**Material provided**:

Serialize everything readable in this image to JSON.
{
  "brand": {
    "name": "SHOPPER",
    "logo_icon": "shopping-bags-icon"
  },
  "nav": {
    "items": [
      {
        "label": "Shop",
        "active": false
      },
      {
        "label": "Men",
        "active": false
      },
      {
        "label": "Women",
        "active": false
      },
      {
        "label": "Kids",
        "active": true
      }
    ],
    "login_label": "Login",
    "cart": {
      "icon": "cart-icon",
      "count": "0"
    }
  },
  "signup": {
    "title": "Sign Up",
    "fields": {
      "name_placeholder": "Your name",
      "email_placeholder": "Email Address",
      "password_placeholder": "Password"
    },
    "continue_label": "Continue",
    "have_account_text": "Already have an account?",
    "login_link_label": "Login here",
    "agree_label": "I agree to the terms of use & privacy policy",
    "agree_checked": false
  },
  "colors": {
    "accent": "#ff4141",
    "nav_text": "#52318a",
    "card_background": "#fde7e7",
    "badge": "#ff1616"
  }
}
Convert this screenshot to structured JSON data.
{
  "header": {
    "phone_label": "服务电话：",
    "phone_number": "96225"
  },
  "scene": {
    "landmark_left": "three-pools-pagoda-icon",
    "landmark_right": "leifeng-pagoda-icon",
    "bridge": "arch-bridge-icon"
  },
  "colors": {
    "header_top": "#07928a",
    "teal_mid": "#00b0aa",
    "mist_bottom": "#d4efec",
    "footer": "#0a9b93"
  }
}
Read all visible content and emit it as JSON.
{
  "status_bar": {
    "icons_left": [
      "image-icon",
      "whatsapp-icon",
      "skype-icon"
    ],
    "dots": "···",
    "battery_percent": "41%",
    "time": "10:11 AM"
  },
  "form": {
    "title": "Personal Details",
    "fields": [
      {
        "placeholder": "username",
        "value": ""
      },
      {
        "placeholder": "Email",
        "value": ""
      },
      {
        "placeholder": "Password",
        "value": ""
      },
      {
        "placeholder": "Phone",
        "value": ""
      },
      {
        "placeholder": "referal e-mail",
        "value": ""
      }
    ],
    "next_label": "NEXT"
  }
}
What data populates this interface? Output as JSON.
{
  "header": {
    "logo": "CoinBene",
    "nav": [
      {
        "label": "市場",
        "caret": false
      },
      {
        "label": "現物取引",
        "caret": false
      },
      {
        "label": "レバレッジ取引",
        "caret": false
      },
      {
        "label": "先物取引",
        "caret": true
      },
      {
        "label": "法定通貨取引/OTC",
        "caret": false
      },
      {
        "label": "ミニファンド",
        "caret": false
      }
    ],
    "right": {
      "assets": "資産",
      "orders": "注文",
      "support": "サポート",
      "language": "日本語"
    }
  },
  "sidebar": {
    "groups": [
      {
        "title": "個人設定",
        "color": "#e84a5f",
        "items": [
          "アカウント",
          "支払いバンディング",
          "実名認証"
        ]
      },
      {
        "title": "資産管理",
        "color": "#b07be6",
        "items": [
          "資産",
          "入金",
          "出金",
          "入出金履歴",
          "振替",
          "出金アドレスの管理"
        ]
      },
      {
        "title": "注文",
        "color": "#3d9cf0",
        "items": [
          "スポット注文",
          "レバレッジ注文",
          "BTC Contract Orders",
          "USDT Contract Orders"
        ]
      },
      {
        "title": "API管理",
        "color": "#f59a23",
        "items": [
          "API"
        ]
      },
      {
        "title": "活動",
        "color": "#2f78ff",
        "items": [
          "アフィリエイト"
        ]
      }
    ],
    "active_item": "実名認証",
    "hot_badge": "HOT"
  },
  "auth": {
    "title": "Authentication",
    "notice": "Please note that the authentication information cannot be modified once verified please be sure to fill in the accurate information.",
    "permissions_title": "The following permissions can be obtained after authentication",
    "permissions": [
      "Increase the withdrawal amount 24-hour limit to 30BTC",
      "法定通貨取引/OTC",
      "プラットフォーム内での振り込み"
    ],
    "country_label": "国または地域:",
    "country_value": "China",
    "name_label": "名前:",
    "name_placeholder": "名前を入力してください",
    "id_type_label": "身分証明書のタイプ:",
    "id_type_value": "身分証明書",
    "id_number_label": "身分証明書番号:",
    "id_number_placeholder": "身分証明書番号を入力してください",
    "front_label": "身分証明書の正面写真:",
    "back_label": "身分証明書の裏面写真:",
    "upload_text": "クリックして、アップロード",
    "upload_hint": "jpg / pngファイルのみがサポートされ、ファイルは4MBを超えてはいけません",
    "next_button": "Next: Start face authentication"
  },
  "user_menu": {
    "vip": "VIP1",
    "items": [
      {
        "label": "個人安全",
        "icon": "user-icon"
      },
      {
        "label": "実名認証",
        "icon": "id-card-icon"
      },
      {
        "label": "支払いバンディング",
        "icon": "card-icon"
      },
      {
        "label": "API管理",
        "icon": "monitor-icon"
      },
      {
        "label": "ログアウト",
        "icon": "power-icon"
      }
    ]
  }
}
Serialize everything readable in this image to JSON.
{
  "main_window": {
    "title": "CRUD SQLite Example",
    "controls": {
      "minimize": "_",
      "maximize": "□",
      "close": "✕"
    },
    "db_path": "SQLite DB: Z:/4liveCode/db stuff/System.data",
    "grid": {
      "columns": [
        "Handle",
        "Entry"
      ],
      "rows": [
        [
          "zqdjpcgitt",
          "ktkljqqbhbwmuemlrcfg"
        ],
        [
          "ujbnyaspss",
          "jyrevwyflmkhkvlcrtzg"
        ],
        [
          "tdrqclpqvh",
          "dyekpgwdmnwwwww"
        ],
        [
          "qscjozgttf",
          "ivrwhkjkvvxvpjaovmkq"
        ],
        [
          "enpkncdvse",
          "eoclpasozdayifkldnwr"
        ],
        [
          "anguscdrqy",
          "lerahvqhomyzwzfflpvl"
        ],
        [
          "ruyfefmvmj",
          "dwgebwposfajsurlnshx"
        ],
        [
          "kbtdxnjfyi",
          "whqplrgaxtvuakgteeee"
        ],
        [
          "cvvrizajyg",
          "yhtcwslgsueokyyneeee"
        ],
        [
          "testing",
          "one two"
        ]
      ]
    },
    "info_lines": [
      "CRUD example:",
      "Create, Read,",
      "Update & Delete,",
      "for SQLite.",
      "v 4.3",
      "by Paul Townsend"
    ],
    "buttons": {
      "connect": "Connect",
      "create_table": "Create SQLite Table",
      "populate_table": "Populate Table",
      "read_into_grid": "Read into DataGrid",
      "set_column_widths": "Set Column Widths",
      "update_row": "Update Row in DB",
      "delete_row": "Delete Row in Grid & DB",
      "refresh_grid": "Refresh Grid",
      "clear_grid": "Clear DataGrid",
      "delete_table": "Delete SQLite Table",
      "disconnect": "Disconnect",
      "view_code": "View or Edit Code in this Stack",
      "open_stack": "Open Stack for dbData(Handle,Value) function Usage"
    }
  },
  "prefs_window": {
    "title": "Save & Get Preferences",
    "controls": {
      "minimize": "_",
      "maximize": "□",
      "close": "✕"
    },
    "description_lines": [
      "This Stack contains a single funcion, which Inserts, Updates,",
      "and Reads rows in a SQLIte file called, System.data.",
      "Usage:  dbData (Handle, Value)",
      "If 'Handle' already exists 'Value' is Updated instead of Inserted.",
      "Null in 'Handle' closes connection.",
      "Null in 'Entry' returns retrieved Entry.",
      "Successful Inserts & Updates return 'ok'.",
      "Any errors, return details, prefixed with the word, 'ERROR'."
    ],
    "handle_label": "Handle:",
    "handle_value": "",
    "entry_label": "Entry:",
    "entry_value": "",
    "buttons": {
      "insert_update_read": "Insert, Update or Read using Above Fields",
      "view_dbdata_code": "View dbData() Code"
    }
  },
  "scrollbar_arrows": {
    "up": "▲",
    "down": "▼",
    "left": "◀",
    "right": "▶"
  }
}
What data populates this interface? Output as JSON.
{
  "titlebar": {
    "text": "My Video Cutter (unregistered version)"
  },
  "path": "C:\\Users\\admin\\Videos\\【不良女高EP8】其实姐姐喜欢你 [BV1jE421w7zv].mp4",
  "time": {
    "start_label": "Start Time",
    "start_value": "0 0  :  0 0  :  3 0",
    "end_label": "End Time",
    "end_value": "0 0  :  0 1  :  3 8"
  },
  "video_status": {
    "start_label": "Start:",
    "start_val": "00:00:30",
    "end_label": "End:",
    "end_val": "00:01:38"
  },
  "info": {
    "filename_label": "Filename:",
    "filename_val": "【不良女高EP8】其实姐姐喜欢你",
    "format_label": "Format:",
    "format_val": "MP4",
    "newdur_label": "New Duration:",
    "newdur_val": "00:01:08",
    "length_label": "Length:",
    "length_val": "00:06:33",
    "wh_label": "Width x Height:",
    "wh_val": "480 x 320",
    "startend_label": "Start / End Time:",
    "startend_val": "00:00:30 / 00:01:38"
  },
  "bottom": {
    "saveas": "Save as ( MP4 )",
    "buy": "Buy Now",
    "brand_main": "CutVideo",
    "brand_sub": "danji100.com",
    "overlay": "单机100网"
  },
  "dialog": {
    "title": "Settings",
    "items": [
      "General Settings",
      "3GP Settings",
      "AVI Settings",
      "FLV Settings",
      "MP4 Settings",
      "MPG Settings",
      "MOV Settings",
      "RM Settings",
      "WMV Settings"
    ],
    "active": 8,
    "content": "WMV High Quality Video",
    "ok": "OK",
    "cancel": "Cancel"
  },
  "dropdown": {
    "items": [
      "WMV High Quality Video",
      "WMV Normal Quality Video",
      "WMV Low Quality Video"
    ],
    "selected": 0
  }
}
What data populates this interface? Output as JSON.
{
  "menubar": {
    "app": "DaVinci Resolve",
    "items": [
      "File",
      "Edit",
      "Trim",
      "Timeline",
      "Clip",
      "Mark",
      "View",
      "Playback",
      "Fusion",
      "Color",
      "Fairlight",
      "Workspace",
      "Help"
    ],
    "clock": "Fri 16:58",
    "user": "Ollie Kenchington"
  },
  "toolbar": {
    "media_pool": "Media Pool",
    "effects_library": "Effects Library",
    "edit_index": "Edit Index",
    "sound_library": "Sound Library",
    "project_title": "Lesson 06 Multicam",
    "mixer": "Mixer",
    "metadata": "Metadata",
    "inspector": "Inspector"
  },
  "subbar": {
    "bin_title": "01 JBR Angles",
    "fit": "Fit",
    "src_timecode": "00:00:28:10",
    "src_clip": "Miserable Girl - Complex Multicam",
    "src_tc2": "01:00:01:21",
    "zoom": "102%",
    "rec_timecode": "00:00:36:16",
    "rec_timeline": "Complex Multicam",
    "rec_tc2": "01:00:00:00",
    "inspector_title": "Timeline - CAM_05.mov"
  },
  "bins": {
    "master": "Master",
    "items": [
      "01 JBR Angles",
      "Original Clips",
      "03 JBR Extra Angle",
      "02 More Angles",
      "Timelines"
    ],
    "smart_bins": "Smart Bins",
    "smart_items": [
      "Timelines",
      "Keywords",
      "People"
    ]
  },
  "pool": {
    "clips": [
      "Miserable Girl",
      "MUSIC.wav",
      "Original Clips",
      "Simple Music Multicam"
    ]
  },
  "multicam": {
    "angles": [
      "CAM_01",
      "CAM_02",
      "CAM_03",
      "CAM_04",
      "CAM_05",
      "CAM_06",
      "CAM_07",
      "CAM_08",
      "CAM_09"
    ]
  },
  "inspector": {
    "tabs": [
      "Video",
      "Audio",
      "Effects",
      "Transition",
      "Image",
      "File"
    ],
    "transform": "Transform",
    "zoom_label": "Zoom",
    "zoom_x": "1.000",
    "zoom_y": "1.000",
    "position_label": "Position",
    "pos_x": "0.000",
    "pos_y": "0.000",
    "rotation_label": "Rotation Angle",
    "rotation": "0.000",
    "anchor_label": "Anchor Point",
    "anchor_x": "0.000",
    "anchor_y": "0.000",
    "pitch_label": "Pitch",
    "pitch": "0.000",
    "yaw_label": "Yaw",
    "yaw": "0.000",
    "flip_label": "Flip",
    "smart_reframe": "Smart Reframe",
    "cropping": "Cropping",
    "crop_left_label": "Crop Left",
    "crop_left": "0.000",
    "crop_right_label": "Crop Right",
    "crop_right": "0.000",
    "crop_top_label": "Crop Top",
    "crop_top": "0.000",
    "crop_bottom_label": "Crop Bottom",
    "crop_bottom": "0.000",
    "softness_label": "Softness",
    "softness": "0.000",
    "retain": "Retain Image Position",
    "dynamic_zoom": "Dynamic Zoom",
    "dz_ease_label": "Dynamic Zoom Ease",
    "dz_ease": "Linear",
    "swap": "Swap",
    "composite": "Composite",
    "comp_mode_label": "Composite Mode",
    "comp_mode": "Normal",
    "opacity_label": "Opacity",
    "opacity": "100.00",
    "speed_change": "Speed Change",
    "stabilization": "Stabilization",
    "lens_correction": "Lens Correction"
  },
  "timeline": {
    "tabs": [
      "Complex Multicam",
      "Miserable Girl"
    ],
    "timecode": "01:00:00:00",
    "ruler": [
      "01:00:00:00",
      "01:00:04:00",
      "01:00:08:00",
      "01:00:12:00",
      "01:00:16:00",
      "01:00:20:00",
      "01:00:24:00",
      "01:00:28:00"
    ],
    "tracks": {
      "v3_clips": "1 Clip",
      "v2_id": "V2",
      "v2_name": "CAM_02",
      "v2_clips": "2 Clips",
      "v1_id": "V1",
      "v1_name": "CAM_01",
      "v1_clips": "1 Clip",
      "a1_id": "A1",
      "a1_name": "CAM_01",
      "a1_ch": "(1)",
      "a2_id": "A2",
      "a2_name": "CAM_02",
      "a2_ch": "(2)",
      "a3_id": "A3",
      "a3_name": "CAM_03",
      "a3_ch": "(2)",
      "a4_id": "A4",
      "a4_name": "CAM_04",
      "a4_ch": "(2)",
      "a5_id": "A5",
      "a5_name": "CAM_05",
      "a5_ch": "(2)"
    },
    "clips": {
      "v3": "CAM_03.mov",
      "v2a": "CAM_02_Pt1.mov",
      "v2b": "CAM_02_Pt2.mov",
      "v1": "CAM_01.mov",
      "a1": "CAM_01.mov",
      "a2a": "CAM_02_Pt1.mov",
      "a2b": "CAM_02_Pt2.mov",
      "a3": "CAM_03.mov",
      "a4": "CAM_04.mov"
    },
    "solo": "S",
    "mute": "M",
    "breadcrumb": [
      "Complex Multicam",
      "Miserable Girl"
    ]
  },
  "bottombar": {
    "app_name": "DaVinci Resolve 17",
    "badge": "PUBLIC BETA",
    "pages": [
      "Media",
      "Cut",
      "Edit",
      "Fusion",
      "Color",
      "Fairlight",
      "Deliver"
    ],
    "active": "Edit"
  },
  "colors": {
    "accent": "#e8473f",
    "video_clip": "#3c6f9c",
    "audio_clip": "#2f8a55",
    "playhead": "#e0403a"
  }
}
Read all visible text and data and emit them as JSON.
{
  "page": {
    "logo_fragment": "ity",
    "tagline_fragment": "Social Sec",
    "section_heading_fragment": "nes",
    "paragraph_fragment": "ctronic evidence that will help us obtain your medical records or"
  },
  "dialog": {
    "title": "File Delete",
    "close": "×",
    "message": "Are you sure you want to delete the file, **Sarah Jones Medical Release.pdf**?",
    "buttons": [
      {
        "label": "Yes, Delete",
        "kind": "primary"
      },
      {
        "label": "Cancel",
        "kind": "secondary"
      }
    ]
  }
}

**Written request**: From the records above, copy every line that holds the word "pagoda".

**Solution for this exercise**:
    "landmark_left": "three-pools-pagoda-icon",
    "landmark_right": "leifeng-pagoda-icon",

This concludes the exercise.